— Exercise description —
Below are some records. Pull every line that contains the word "things".
────────────────
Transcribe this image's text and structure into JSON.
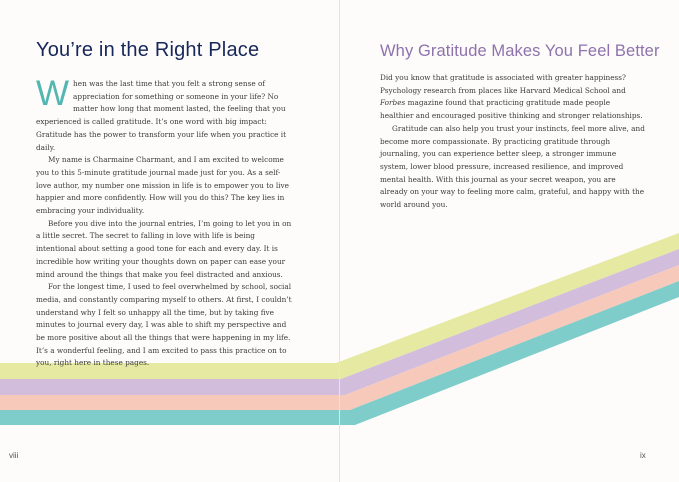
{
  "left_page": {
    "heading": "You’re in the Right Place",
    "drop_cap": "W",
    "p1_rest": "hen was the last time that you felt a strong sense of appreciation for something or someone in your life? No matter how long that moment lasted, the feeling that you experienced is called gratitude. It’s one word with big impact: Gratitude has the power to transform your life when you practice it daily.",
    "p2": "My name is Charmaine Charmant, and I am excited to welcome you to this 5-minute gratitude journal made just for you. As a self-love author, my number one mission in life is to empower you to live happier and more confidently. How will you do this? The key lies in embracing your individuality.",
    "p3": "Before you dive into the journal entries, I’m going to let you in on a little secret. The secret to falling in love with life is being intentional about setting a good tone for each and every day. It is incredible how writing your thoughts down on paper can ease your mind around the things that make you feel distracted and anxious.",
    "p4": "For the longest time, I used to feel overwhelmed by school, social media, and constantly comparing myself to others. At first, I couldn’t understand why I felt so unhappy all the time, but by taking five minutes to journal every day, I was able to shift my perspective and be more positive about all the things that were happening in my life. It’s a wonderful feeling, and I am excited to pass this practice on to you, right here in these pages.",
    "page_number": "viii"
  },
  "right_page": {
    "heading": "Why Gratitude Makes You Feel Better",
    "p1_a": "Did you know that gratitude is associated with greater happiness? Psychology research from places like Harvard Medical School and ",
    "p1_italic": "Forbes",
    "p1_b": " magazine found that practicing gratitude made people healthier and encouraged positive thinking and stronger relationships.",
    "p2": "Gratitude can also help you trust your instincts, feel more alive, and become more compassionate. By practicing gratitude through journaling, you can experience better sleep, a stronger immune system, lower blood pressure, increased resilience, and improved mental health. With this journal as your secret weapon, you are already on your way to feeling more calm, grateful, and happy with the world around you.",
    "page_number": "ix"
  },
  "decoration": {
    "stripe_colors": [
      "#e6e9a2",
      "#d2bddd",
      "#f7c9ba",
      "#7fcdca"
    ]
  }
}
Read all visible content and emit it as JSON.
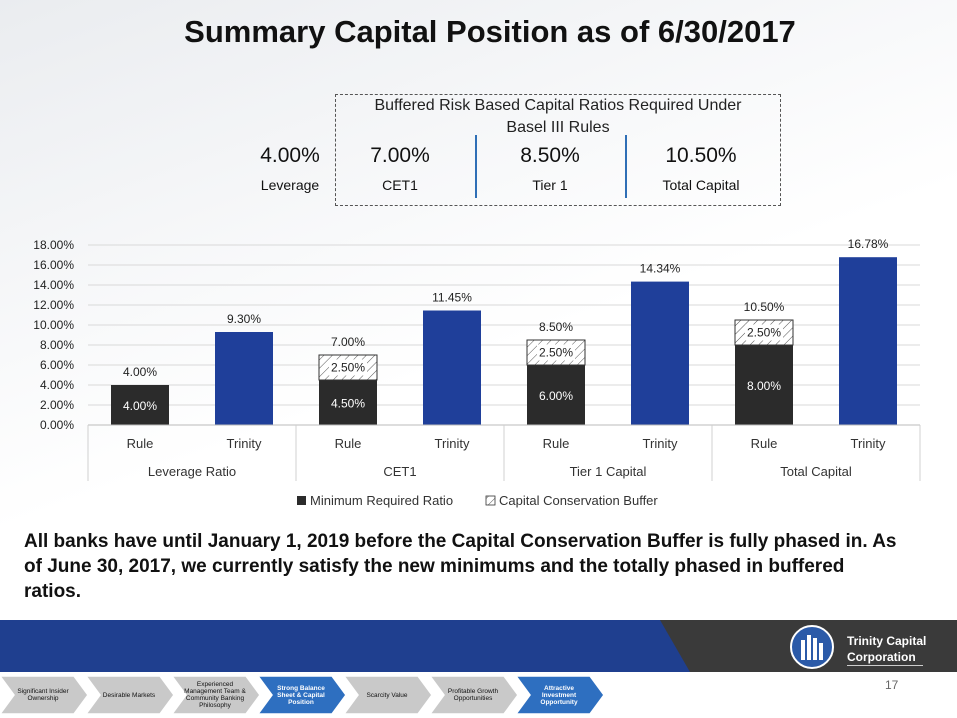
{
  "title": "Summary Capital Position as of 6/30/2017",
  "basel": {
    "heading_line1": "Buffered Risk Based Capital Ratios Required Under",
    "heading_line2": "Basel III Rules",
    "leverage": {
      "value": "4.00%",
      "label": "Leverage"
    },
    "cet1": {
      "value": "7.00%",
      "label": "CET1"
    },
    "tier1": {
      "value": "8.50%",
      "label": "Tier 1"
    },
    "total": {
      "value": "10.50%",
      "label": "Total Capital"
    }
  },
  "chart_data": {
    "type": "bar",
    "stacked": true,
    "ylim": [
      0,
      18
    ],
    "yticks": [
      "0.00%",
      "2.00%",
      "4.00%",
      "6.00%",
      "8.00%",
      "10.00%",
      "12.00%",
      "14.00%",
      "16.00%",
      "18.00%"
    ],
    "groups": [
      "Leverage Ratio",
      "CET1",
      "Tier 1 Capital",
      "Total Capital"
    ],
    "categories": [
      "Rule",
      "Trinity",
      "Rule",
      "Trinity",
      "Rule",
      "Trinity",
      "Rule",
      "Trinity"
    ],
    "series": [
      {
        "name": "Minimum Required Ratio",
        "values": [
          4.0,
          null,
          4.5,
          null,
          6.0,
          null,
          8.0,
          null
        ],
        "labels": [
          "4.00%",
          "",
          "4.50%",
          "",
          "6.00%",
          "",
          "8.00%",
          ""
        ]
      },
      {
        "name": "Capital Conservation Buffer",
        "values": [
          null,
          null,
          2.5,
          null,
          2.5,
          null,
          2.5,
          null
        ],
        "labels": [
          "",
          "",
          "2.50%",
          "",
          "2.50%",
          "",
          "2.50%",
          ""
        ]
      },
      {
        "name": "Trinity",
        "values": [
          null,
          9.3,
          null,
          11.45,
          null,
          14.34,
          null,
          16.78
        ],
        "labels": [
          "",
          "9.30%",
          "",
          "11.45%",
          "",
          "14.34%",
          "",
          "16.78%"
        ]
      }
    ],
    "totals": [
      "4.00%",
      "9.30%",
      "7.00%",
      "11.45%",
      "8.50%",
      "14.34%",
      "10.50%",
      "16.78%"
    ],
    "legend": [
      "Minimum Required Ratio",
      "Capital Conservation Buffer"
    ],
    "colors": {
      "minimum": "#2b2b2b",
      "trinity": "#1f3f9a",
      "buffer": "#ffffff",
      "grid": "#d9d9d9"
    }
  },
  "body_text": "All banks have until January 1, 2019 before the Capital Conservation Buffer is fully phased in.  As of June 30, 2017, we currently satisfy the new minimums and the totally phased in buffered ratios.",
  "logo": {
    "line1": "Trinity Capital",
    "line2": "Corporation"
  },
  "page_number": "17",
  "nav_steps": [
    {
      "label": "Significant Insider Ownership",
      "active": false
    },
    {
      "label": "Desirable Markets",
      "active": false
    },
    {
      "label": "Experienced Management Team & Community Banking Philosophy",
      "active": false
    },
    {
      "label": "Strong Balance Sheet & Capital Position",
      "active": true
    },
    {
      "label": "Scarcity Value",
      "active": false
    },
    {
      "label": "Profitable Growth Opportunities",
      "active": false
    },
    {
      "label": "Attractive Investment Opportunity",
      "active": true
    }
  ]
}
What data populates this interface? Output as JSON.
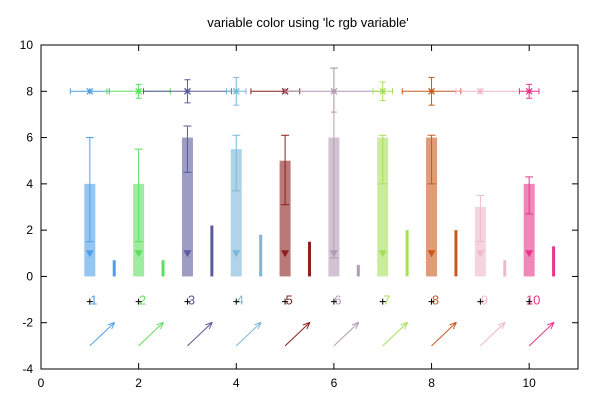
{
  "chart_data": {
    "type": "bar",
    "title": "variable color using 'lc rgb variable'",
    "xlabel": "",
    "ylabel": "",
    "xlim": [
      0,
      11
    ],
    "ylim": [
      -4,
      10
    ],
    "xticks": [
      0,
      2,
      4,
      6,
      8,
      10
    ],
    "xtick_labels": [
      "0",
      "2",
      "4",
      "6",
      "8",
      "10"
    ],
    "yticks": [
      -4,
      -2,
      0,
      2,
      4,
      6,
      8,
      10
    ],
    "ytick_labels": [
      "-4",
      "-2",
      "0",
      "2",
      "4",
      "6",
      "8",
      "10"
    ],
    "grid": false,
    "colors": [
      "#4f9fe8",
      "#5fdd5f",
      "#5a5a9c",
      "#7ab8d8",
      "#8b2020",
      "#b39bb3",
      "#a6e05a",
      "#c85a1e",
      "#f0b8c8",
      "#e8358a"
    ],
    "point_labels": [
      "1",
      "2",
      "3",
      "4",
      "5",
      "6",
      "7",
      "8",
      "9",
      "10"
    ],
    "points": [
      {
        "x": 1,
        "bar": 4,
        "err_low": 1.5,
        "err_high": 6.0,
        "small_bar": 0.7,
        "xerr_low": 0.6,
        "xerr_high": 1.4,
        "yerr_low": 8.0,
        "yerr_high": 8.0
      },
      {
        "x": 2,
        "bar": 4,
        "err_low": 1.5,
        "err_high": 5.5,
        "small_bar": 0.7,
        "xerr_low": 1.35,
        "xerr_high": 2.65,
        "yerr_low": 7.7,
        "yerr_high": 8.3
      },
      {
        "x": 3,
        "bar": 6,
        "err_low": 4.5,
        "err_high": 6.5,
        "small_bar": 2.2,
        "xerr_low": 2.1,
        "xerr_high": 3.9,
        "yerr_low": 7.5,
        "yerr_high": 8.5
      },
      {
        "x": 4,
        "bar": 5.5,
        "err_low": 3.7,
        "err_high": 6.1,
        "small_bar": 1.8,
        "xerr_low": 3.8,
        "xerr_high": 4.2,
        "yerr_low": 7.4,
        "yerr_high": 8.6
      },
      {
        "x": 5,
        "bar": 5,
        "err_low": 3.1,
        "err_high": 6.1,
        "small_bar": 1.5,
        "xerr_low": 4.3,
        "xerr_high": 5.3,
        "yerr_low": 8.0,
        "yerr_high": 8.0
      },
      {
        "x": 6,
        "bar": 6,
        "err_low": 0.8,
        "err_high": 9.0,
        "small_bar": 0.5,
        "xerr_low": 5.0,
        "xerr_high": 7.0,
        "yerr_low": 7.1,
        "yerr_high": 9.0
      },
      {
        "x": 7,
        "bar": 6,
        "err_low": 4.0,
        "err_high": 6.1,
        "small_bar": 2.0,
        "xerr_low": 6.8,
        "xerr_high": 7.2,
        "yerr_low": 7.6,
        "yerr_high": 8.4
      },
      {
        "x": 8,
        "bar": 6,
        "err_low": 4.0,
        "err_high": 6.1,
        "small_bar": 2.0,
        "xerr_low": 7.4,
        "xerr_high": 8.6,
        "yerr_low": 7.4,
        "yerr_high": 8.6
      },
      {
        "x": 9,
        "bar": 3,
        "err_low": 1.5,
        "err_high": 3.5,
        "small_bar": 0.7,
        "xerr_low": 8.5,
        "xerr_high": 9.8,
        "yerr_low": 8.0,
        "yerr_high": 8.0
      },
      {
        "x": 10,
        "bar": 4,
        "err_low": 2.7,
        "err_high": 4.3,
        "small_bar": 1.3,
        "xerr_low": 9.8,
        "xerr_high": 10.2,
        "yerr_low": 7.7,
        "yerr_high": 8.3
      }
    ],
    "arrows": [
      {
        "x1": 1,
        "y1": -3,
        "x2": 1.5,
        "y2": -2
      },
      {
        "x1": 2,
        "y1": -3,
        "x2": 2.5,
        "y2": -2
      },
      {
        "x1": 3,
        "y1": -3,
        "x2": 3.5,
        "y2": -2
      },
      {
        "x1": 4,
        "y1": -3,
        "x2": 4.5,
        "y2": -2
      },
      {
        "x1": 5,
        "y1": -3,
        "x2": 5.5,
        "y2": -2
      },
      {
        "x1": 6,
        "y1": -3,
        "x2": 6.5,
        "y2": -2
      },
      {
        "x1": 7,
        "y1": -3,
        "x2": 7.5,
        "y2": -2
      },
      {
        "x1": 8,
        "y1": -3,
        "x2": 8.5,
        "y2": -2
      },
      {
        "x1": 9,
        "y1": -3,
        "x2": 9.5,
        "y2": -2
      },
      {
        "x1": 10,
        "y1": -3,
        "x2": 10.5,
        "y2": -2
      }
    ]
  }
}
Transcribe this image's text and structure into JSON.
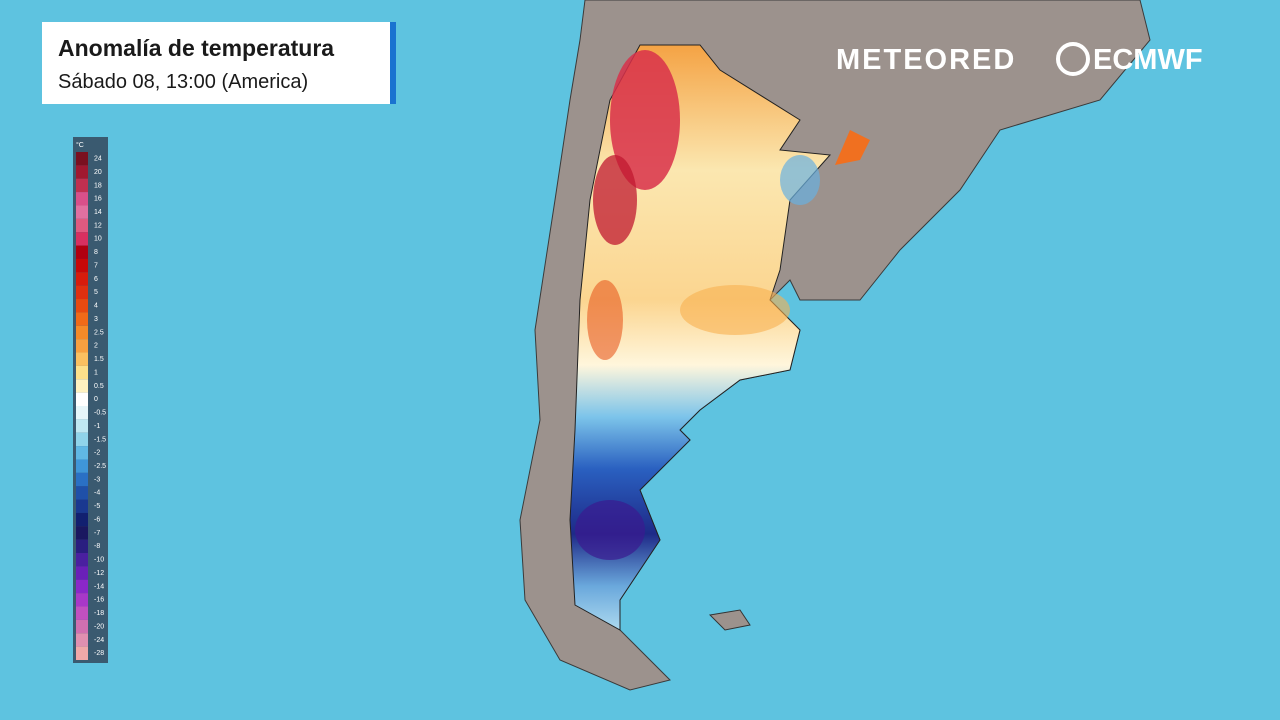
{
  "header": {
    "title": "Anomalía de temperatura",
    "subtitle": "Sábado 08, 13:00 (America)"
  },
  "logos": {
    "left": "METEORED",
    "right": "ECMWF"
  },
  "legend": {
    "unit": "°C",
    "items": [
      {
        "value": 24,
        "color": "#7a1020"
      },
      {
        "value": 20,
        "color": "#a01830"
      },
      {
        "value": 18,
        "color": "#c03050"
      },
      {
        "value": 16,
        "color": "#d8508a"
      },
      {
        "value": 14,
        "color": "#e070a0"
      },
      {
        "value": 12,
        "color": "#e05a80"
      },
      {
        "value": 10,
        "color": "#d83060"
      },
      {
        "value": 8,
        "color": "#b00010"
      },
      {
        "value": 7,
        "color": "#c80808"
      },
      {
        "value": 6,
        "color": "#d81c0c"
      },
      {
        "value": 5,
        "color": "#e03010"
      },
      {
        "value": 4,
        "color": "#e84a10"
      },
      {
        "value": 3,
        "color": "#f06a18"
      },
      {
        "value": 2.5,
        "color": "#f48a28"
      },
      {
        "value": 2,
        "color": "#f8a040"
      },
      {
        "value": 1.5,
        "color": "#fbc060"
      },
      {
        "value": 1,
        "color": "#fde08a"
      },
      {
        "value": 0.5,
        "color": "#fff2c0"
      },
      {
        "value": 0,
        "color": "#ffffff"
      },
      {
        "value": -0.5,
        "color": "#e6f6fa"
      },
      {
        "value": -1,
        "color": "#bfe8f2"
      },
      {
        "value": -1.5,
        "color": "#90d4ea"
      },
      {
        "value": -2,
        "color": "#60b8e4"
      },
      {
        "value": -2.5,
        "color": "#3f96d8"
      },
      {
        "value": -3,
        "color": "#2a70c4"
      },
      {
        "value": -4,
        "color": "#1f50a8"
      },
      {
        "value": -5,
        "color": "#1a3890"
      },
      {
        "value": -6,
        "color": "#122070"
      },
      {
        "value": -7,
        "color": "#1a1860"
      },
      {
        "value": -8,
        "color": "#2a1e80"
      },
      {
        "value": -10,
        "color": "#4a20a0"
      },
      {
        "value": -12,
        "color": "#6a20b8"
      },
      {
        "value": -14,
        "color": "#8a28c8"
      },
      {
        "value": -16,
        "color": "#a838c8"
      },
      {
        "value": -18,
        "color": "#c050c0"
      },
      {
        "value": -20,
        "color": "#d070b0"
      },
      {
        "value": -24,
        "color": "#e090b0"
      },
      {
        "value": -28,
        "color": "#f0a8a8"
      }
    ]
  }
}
────────────────
— Response —
    "p3": "Before you dive into the journal entries, I’m going to let you in on a little secret. The secret to falling in love with life is being intentional about setting a good tone for each and every day. It is incredible how writing your thoughts down on paper can ease your mind around the things that make you feel distracted and anxious.",
    "p4": "For the longest time, I used to feel overwhelmed by school, social media, and constantly comparing myself to others. At first, I couldn’t understand why I felt so unhappy all the time, but by taking five minutes to journal every day, I was able to shift my perspective and be more positive about all the things that were happening in my life. It’s a wonderful feeling, and I am excited to pass this practice on to you, right here in these pages.",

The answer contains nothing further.